* **Requirements**
Return each line that holds the word "hakeminen".

-------- Material provided --------

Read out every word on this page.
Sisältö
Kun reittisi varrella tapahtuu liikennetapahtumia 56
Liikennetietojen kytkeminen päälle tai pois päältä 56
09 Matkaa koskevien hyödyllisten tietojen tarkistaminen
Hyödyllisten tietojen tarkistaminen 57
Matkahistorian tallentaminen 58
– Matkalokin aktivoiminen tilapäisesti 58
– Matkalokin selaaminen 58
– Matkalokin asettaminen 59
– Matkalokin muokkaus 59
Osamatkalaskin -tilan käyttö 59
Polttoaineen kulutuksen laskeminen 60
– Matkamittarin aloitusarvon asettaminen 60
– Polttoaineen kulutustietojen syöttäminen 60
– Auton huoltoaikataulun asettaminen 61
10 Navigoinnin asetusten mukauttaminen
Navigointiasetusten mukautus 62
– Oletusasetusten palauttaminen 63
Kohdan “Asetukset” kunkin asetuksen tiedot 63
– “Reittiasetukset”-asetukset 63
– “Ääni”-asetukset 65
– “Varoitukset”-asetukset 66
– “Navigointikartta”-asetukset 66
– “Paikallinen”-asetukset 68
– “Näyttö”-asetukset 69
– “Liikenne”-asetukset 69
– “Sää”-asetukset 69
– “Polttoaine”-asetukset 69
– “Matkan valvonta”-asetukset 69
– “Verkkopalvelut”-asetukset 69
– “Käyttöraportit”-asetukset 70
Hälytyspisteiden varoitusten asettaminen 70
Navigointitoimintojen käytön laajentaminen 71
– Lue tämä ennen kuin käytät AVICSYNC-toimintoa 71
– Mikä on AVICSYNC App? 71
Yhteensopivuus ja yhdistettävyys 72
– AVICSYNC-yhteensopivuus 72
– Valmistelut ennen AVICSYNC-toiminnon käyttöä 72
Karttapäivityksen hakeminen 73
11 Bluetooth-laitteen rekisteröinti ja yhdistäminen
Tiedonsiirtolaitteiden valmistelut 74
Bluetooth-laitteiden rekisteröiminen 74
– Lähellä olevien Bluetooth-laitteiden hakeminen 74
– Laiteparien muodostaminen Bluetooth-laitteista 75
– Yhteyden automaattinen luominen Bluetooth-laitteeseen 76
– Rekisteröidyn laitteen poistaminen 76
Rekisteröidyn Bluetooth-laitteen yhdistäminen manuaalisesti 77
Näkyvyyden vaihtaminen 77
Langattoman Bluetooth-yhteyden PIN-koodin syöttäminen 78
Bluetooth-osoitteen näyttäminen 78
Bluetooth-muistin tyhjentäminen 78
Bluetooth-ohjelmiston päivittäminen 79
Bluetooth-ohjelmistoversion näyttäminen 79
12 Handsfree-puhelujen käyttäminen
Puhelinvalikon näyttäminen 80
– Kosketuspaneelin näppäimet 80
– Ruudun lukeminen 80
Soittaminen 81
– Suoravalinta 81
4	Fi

--------

* **Task result**
Karttapäivityksen hakeminen 73
– Lähellä olevien Bluetooth-laitteiden hakeminen 74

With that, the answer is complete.